TASK REQUIREMENTS: Wherever the word "عالي" appears in a line, extract that line.

EXTRACTED ENTRIES:
=-=-=

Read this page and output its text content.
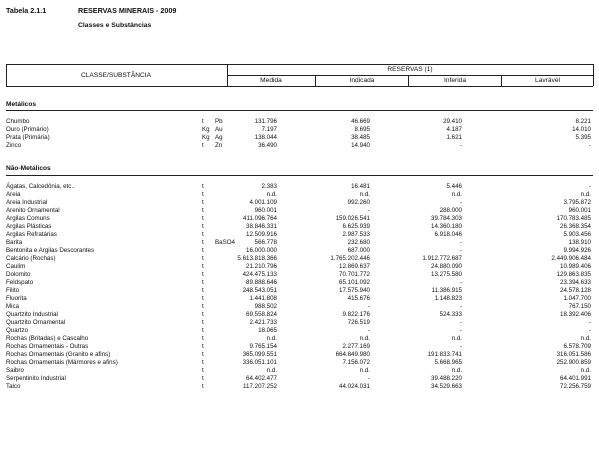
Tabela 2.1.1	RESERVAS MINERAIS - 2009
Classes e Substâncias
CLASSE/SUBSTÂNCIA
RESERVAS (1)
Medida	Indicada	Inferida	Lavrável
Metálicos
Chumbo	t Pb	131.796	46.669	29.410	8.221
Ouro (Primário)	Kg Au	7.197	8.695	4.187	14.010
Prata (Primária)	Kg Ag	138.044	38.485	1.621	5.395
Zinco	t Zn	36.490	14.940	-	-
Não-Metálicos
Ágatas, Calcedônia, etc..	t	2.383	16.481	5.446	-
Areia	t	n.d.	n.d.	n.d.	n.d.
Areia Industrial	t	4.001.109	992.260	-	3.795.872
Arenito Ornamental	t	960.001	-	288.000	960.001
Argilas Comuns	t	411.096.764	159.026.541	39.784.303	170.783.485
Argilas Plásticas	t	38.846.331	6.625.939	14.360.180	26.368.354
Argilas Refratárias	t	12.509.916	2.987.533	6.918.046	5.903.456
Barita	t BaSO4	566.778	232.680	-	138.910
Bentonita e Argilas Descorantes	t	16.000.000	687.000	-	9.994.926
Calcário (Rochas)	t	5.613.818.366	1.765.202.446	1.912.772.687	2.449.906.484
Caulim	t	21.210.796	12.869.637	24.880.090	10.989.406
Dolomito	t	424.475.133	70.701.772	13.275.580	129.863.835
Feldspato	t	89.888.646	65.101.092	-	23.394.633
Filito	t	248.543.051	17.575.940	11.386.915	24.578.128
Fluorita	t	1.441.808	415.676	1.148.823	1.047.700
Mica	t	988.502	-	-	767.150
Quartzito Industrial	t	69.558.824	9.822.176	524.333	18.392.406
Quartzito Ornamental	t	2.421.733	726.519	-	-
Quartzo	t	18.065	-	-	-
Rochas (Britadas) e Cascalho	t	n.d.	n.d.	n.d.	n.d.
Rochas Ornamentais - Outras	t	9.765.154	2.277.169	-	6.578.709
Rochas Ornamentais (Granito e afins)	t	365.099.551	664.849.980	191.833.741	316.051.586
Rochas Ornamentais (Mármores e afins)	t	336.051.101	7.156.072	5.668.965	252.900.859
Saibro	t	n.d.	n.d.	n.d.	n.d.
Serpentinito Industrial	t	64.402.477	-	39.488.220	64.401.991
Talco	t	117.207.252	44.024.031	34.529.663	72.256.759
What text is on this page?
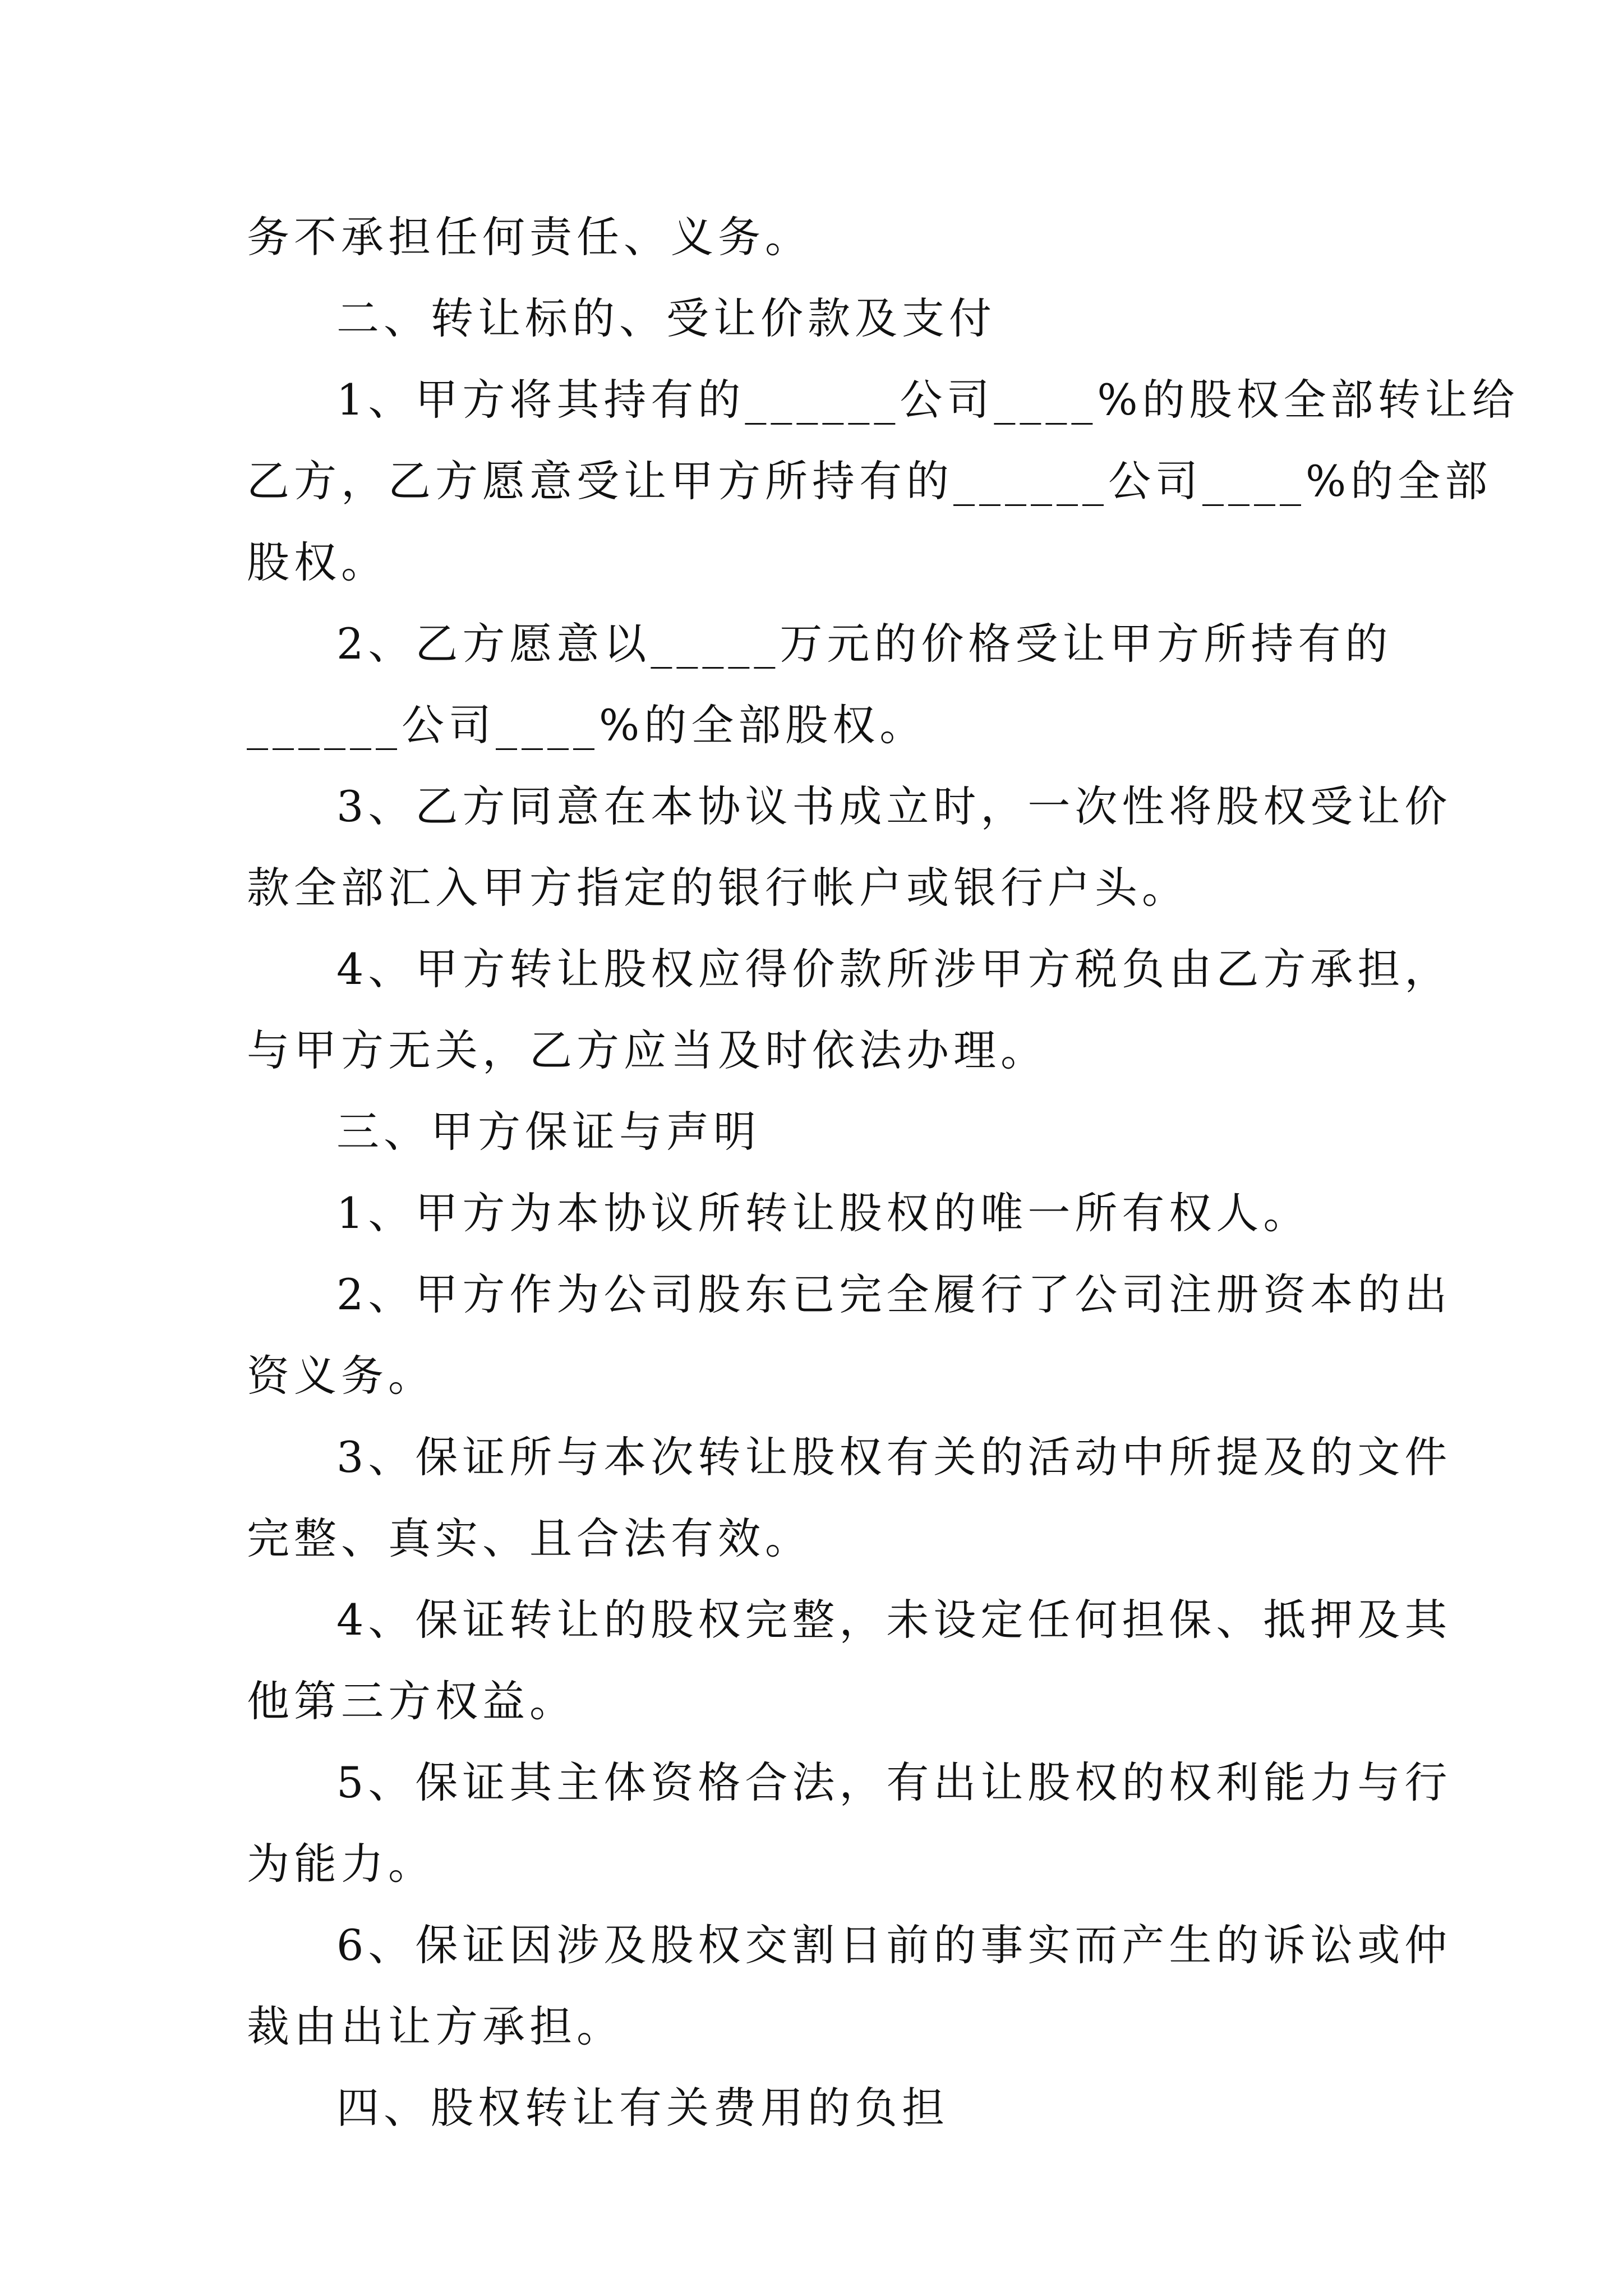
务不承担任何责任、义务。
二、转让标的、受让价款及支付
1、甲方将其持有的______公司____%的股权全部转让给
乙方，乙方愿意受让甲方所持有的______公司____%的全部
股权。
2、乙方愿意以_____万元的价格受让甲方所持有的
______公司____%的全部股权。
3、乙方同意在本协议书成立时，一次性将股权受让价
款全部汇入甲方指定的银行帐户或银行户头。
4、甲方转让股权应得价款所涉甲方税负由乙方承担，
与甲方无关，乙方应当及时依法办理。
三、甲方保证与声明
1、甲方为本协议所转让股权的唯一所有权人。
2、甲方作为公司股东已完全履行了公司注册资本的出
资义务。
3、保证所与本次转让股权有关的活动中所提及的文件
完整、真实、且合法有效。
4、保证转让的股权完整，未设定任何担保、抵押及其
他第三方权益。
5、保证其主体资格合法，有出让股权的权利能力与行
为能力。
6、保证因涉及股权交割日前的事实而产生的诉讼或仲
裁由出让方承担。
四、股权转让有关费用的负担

=-=-=

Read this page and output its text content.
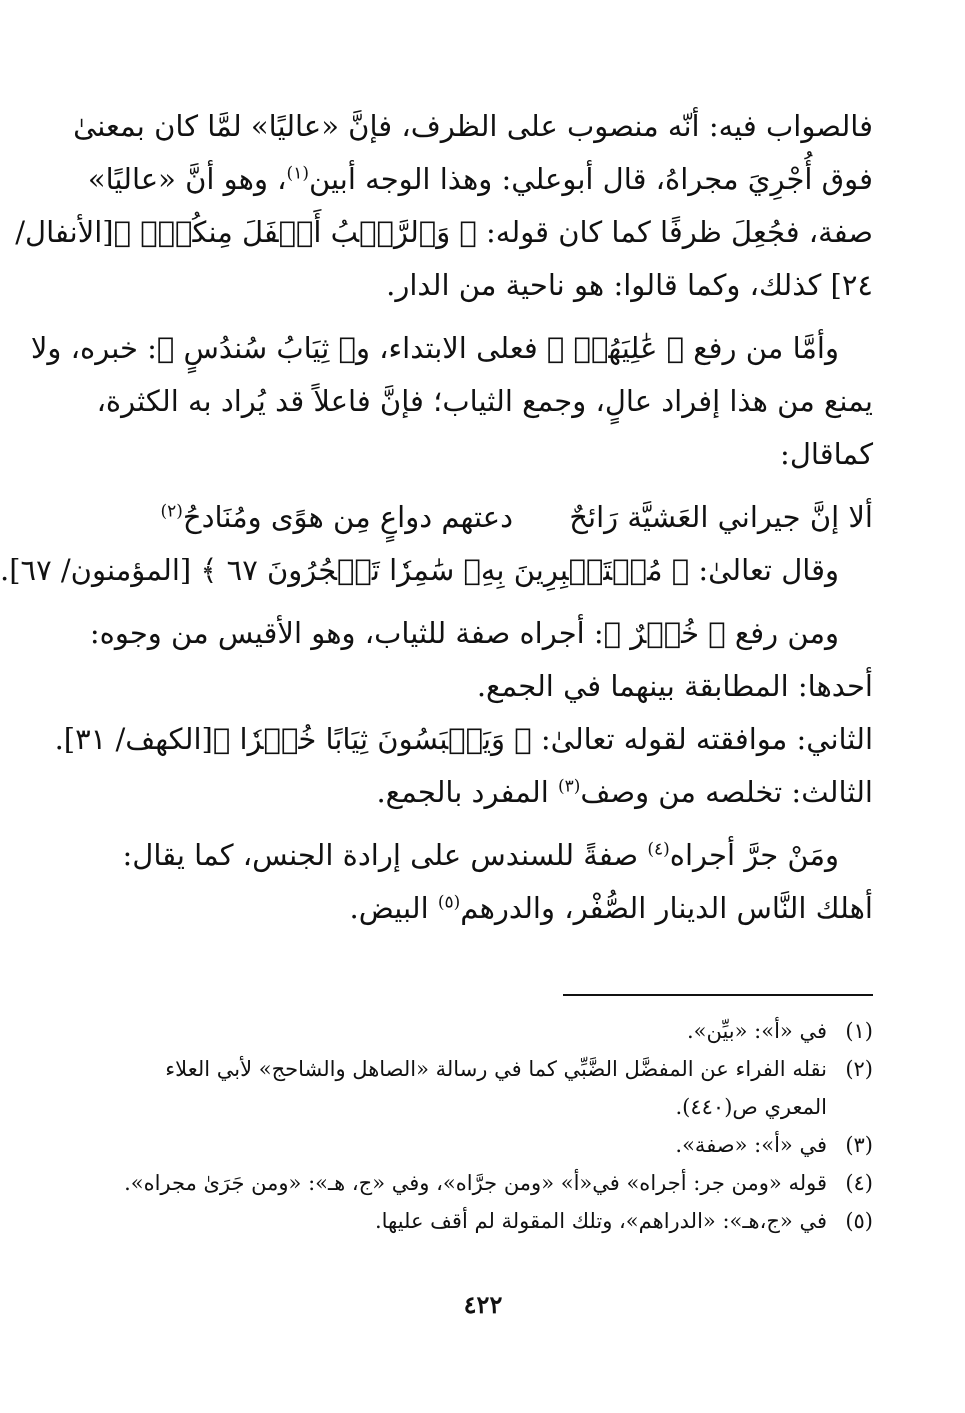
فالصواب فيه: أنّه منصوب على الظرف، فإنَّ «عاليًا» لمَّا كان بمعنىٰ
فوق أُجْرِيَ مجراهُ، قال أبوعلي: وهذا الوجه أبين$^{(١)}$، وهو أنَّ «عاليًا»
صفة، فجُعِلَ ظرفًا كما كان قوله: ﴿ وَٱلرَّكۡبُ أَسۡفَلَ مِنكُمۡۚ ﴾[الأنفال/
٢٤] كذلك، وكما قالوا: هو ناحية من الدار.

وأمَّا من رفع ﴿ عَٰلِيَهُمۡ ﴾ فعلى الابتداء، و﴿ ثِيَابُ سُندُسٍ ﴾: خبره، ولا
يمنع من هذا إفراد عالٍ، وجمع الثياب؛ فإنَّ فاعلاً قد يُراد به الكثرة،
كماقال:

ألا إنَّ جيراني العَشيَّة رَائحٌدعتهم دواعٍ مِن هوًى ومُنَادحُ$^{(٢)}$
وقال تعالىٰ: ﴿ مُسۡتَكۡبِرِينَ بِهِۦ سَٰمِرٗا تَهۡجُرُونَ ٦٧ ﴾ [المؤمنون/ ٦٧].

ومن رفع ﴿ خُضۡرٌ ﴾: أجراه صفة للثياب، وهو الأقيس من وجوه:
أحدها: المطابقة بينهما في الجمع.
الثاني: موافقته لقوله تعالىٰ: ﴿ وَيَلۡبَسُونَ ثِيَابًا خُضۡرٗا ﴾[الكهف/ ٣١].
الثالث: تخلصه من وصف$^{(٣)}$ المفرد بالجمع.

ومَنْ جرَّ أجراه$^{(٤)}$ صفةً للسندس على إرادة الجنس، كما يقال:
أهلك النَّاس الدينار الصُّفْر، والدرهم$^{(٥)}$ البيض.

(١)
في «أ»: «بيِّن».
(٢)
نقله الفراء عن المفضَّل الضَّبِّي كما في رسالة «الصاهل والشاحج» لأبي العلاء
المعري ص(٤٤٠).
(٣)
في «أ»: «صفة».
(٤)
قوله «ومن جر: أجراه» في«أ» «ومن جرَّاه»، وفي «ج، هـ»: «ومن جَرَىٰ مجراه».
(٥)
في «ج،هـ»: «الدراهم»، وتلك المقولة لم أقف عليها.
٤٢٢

=-=-=

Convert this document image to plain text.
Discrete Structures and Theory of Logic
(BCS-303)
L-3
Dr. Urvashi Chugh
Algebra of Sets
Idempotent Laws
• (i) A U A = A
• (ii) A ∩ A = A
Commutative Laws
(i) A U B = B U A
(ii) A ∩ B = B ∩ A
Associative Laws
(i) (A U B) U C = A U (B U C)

=-=-=

TASK RESULT:
فالصواب فيه: أنّه منصوب على الظرف، فإنَّ «عاليًا» لمَّا كان بمعنىٰ
فوق أُجْرِيَ مجراهُ، قال أبوعلي: وهذا الوجه أبين$^{(١)}$، وهو أنَّ «عاليًا»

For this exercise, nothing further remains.